_TASK BRIEF_
Output all of the records exactly as written.

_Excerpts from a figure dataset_

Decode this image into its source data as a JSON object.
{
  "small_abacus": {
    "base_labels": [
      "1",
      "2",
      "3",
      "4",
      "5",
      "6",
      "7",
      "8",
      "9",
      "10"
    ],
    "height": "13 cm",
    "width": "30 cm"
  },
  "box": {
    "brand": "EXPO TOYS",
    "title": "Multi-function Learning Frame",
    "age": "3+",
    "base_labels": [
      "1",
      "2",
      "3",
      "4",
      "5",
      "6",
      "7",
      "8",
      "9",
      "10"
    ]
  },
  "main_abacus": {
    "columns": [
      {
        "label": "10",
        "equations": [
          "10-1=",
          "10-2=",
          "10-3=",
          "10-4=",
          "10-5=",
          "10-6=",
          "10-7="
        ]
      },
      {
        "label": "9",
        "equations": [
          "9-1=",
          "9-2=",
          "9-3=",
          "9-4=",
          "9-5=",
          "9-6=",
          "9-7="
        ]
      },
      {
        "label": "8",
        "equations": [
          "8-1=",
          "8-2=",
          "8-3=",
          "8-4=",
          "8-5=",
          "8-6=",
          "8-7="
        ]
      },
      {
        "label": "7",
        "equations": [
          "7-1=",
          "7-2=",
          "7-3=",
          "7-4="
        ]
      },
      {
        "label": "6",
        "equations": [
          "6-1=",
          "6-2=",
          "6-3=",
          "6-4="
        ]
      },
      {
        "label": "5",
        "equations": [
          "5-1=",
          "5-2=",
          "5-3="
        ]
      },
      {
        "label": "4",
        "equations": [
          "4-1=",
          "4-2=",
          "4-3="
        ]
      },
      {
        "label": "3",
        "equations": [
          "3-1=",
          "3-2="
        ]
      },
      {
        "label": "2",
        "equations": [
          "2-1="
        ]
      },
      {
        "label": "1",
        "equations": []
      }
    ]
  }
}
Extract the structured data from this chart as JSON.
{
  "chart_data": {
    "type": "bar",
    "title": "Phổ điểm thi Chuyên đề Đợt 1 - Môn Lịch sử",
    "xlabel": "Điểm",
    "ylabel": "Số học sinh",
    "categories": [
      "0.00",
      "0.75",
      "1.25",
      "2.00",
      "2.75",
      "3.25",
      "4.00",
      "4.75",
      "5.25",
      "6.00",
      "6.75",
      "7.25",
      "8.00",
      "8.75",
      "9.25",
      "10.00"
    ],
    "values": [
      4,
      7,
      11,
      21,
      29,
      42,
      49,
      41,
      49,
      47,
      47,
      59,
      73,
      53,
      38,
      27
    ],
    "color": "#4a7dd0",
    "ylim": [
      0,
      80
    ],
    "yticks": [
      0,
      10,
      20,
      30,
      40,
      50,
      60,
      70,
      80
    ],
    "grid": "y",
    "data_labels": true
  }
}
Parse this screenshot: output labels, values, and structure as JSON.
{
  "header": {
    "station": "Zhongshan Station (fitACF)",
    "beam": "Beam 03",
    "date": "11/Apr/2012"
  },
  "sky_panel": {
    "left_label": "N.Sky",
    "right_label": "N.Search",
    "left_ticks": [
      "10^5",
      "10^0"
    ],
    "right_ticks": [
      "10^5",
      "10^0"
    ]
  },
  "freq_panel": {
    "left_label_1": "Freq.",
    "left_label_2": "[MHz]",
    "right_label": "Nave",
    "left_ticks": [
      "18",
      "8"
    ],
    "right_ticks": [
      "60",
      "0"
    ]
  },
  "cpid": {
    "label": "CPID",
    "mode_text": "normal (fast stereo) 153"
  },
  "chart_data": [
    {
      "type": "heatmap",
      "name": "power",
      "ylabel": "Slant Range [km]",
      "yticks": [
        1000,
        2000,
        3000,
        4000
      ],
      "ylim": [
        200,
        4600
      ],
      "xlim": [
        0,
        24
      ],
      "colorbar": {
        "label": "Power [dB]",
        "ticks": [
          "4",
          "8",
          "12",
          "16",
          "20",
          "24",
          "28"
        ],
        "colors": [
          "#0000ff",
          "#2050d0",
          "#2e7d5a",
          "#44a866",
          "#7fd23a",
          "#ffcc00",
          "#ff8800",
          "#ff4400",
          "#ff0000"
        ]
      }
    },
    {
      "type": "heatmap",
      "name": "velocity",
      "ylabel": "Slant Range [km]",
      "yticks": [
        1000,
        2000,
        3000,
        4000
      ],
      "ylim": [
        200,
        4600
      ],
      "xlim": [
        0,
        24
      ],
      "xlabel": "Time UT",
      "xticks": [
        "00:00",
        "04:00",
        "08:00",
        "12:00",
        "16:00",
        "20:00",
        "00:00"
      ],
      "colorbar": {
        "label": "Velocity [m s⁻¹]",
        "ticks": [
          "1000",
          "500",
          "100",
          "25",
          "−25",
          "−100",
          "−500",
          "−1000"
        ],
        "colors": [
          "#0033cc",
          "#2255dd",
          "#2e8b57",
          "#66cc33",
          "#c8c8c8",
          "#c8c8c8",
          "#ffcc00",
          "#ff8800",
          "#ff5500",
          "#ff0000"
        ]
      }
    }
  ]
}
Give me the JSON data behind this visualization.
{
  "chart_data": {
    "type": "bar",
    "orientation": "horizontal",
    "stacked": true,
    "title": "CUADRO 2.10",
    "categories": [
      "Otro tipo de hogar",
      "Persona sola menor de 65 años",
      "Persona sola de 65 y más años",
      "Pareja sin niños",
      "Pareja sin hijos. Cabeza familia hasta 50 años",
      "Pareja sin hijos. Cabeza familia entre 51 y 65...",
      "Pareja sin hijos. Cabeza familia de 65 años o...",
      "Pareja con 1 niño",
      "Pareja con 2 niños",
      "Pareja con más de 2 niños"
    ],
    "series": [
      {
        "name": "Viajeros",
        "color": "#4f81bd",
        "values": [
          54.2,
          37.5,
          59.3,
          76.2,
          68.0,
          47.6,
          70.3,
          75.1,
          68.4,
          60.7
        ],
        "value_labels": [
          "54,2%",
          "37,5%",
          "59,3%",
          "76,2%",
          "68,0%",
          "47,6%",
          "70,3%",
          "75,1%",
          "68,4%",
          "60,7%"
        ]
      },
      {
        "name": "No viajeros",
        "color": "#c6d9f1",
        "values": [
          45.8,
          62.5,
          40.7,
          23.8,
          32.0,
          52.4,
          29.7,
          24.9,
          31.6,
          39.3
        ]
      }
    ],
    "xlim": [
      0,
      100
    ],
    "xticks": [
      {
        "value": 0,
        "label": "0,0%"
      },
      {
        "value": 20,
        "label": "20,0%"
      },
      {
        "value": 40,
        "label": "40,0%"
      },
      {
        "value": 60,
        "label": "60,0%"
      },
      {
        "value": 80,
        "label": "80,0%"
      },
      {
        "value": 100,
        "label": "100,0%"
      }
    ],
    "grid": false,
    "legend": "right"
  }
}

_ANSWER IN FULL_
Decode this image into its source data as a JSON object.
{
  "small_abacus": {
    "base_labels": [
      "1",
      "2",
      "3",
      "4",
      "5",
      "6",
      "7",
      "8",
      "9",
      "10"
    ],
    "height": "13 cm",
    "width": "30 cm"
  },
  "box": {
    "brand": "EXPO TOYS",
    "title": "Multi-function Learning Frame",
    "age": "3+",
    "base_labels": [
      "1",
      "2",
      "3",
      "4",
      "5",
      "6",
      "7",
      "8",
      "9",
      "10"
    ]
  },
  "main_abacus": {
    "columns": [
      {
        "label": "10",
        "equations": [
          "10-1=",
          "10-2=",
          "10-3=",
          "10-4=",
          "10-5=",
          "10-6=",
          "10-7="
        ]
      },
      {
        "label": "9",
        "equations": [
          "9-1=",
          "9-2=",
          "9-3=",
          "9-4=",
          "9-5=",
          "9-6=",
          "9-7="
        ]
      },
      {
        "label": "8",
        "equations": [
          "8-1=",
          "8-2=",
          "8-3=",
          "8-4=",
          "8-5=",
          "8-6=",
          "8-7="
        ]
      },
      {
        "label": "7",
        "equations": [
          "7-1=",
          "7-2=",
          "7-3=",
          "7-4="
        ]
      },
      {
        "label": "6",
        "equations": [
          "6-1=",
          "6-2=",
          "6-3=",
          "6-4="
        ]
      },
      {
        "label": "5",
        "equations": [
          "5-1=",
          "5-2=",
          "5-3="
        ]
      },
      {
        "label": "4",
        "equations": [
          "4-1=",
          "4-2=",
          "4-3="
        ]
      },
      {
        "label": "3",
        "equations": [
          "3-1=",
          "3-2="
        ]
      },
      {
        "label": "2",
        "equations": [
          "2-1="
        ]
      },
      {
        "label": "1",
        "equations": []
      }
    ]
  }
}
Extract the structured data from this chart as JSON.
{
  "chart_data": {
    "type": "bar",
    "title": "Phổ điểm thi Chuyên đề Đợt 1 - Môn Lịch sử",
    "xlabel": "Điểm",
    "ylabel": "Số học sinh",
    "categories": [
      "0.00",
      "0.75",
      "1.25",
      "2.00",
      "2.75",
      "3.25",
      "4.00",
      "4.75",
      "5.25",
      "6.00",
      "6.75",
      "7.25",
      "8.00",
      "8.75",
      "9.25",
      "10.00"
    ],
    "values": [
      4,
      7,
      11,
      21,
      29,
      42,
      49,
      41,
      49,
      47,
      47,
      59,
      73,
      53,
      38,
      27
    ],
    "color": "#4a7dd0",
    "ylim": [
      0,
      80
    ],
    "yticks": [
      0,
      10,
      20,
      30,
      40,
      50,
      60,
      70,
      80
    ],
    "grid": "y",
    "data_labels": true
  }
}
Parse this screenshot: output labels, values, and structure as JSON.
{
  "header": {
    "station": "Zhongshan Station (fitACF)",
    "beam": "Beam 03",
    "date": "11/Apr/2012"
  },
  "sky_panel": {
    "left_label": "N.Sky",
    "right_label": "N.Search",
    "left_ticks": [
      "10^5",
      "10^0"
    ],
    "right_ticks": [
      "10^5",
      "10^0"
    ]
  },
  "freq_panel": {
    "left_label_1": "Freq.",
    "left_label_2": "[MHz]",
    "right_label": "Nave",
    "left_ticks": [
      "18",
      "8"
    ],
    "right_ticks": [
      "60",
      "0"
    ]
  },
  "cpid": {
    "label": "CPID",
    "mode_text": "normal (fast stereo) 153"
  },
  "chart_data": [
    {
      "type": "heatmap",
      "name": "power",
      "ylabel": "Slant Range [km]",
      "yticks": [
        1000,
        2000,
        3000,
        4000
      ],
      "ylim": [
        200,
        4600
      ],
      "xlim": [
        0,
        24
      ],
      "colorbar": {
        "label": "Power [dB]",
        "ticks": [
          "4",
          "8",
          "12",
          "16",
          "20",
          "24",
          "28"
        ],
        "colors": [
          "#0000ff",
          "#2050d0",
          "#2e7d5a",
          "#44a866",
          "#7fd23a",
          "#ffcc00",
          "#ff8800",
          "#ff4400",
          "#ff0000"
        ]
      }
    },
    {
      "type": "heatmap",
      "name": "velocity",
      "ylabel": "Slant Range [km]",
      "yticks": [
        1000,
        2000,
        3000,
        4000
      ],
      "ylim": [
        200,
        4600
      ],
      "xlim": [
        0,
        24
      ],
      "xlabel": "Time UT",
      "xticks": [
        "00:00",
        "04:00",
        "08:00",
        "12:00",
        "16:00",
        "20:00",
        "00:00"
      ],
      "colorbar": {
        "label": "Velocity [m s⁻¹]",
        "ticks": [
          "1000",
          "500",
          "100",
          "25",
          "−25",
          "−100",
          "−500",
          "−1000"
        ],
        "colors": [
          "#0033cc",
          "#2255dd",
          "#2e8b57",
          "#66cc33",
          "#c8c8c8",
          "#c8c8c8",
          "#ffcc00",
          "#ff8800",
          "#ff5500",
          "#ff0000"
        ]
      }
    }
  ]
}
Give me the JSON data behind this visualization.
{
  "chart_data": {
    "type": "bar",
    "orientation": "horizontal",
    "stacked": true,
    "title": "CUADRO 2.10",
    "categories": [
      "Otro tipo de hogar",
      "Persona sola menor de 65 años",
      "Persona sola de 65 y más años",
      "Pareja sin niños",
      "Pareja sin hijos. Cabeza familia hasta 50 años",
      "Pareja sin hijos. Cabeza familia entre 51 y 65...",
      "Pareja sin hijos. Cabeza familia de 65 años o...",
      "Pareja con 1 niño",
      "Pareja con 2 niños",
      "Pareja con más de 2 niños"
    ],
    "series": [
      {
        "name": "Viajeros",
        "color": "#4f81bd",
        "values": [
          54.2,
          37.5,
          59.3,
          76.2,
          68.0,
          47.6,
          70.3,
          75.1,
          68.4,
          60.7
        ],
        "value_labels": [
          "54,2%",
          "37,5%",
          "59,3%",
          "76,2%",
          "68,0%",
          "47,6%",
          "70,3%",
          "75,1%",
          "68,4%",
          "60,7%"
        ]
      },
      {
        "name": "No viajeros",
        "color": "#c6d9f1",
        "values": [
          45.8,
          62.5,
          40.7,
          23.8,
          32.0,
          52.4,
          29.7,
          24.9,
          31.6,
          39.3
        ]
      }
    ],
    "xlim": [
      0,
      100
    ],
    "xticks": [
      {
        "value": 0,
        "label": "0,0%"
      },
      {
        "value": 20,
        "label": "20,0%"
      },
      {
        "value": 40,
        "label": "40,0%"
      },
      {
        "value": 60,
        "label": "60,0%"
      },
      {
        "value": 80,
        "label": "80,0%"
      },
      {
        "value": 100,
        "label": "100,0%"
      }
    ],
    "grid": false,
    "legend": "right"
  }
}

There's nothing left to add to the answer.